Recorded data
__________________________________________________

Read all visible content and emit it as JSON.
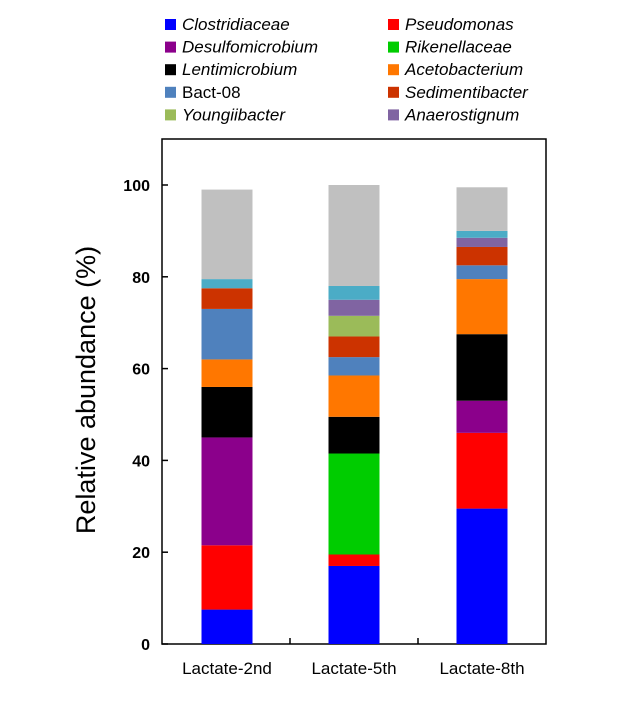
{
  "chart_data": {
    "type": "bar",
    "stacked": true,
    "categories": [
      "Lactate-2nd",
      "Lactate-5th",
      "Lactate-8th"
    ],
    "ylabel": "Relative abundance (%)",
    "xlabel": "",
    "ylim": [
      0,
      100
    ],
    "yticks": [
      0,
      20,
      40,
      60,
      80,
      100
    ],
    "grid": false,
    "legend_position": "top",
    "series": [
      {
        "name": "Clostridiaceae",
        "italic": true,
        "color": "#0000ff",
        "values": [
          7.5,
          17.0,
          29.5
        ]
      },
      {
        "name": "Pseudomonas",
        "italic": true,
        "color": "#ff0000",
        "values": [
          14.0,
          2.5,
          16.5
        ]
      },
      {
        "name": "Desulfomicrobium",
        "italic": true,
        "color": "#8b008b",
        "values": [
          23.5,
          0,
          7.0
        ]
      },
      {
        "name": "Rikenellaceae",
        "italic": true,
        "color": "#00cc00",
        "values": [
          0,
          22.0,
          0
        ]
      },
      {
        "name": "Lentimicrobium",
        "italic": true,
        "color": "#000000",
        "values": [
          11.0,
          8.0,
          14.5
        ]
      },
      {
        "name": "Acetobacterium",
        "italic": true,
        "color": "#ff7700",
        "values": [
          6.0,
          9.0,
          12.0
        ]
      },
      {
        "name": "Bact-08",
        "italic": false,
        "color": "#4f81bd",
        "values": [
          11.0,
          4.0,
          3.0
        ]
      },
      {
        "name": "Sedimentibacter",
        "italic": true,
        "color": "#cc3300",
        "values": [
          4.5,
          4.5,
          4.0
        ]
      },
      {
        "name": "Youngiibacter",
        "italic": true,
        "color": "#9bbb59",
        "values": [
          0,
          4.5,
          0
        ]
      },
      {
        "name": "Anaerostignum",
        "italic": true,
        "color": "#8064a2",
        "values": [
          0,
          3.5,
          2.0
        ]
      },
      {
        "name": "",
        "italic": false,
        "color": "#4bacc6",
        "values": [
          2.0,
          3.0,
          1.5
        ]
      },
      {
        "name": "",
        "italic": false,
        "color": "#c0c0c0",
        "values": [
          19.5,
          22.0,
          9.5
        ]
      }
    ]
  }
}
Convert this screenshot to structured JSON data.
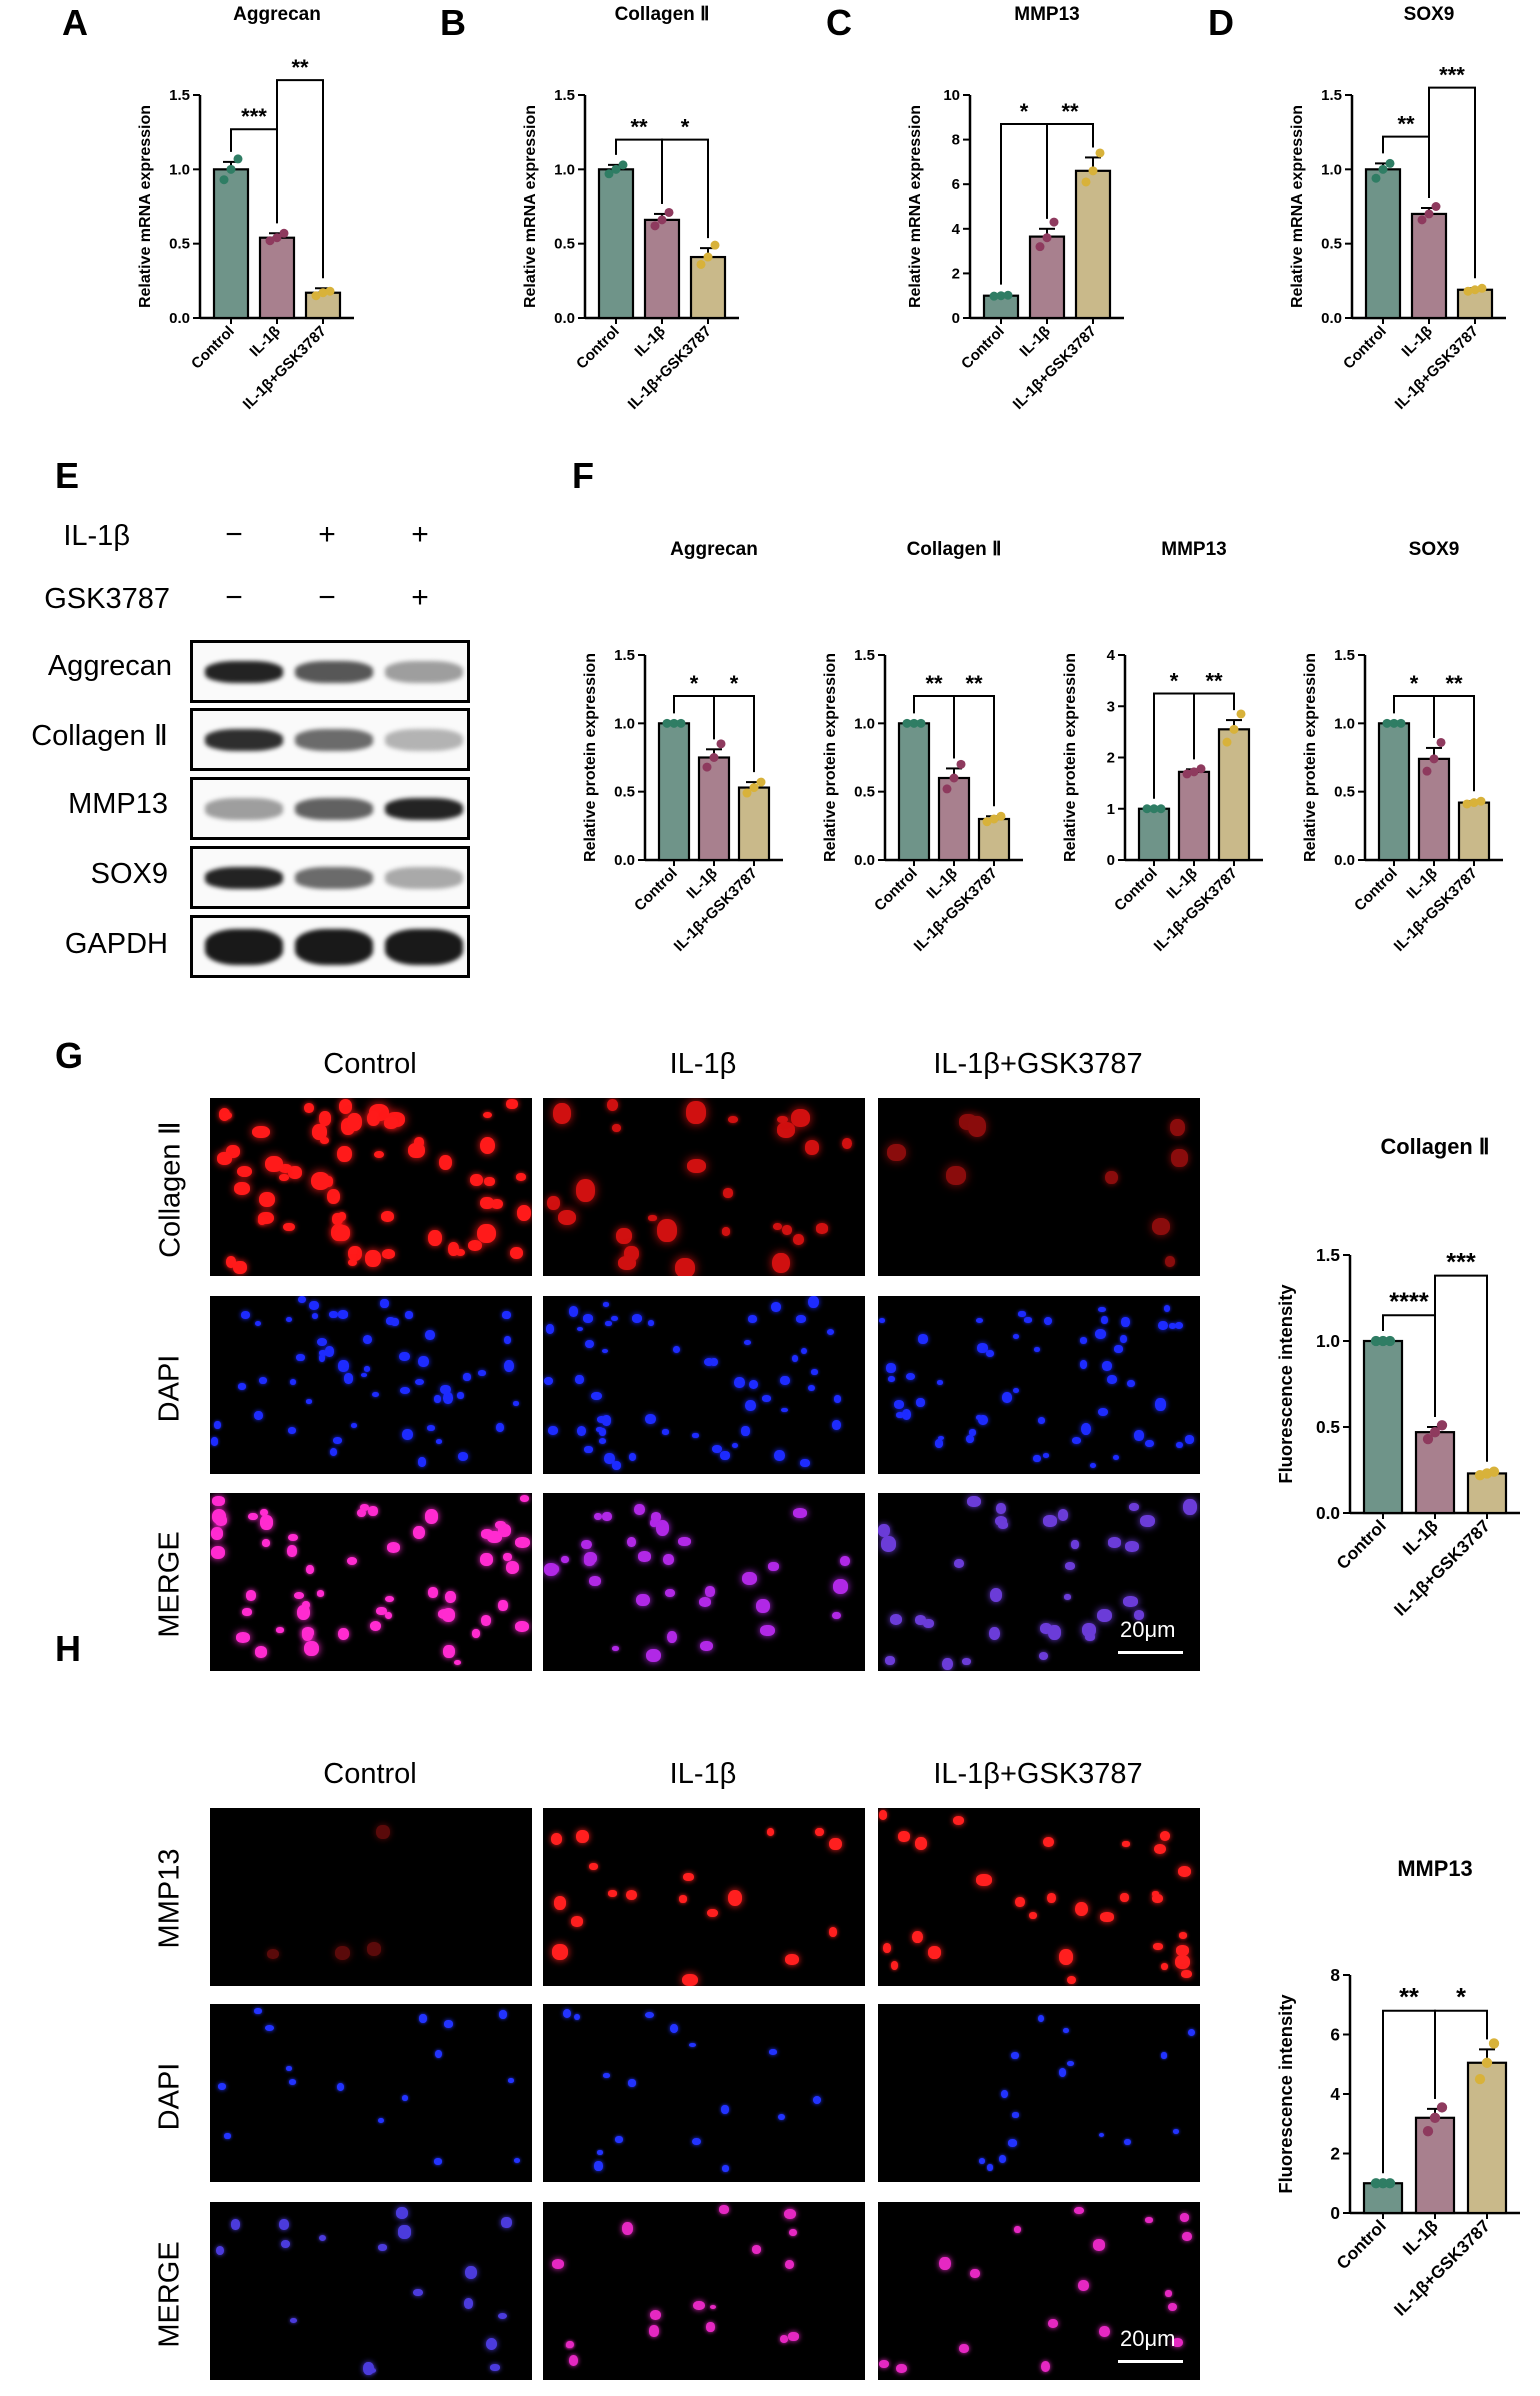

__________________________________________________

_DESCRIPTION OF THE TASK:_
Provide only the count of lines within the entries above that include the string "Lactate".

_EXERCISE SOLUTION:_
3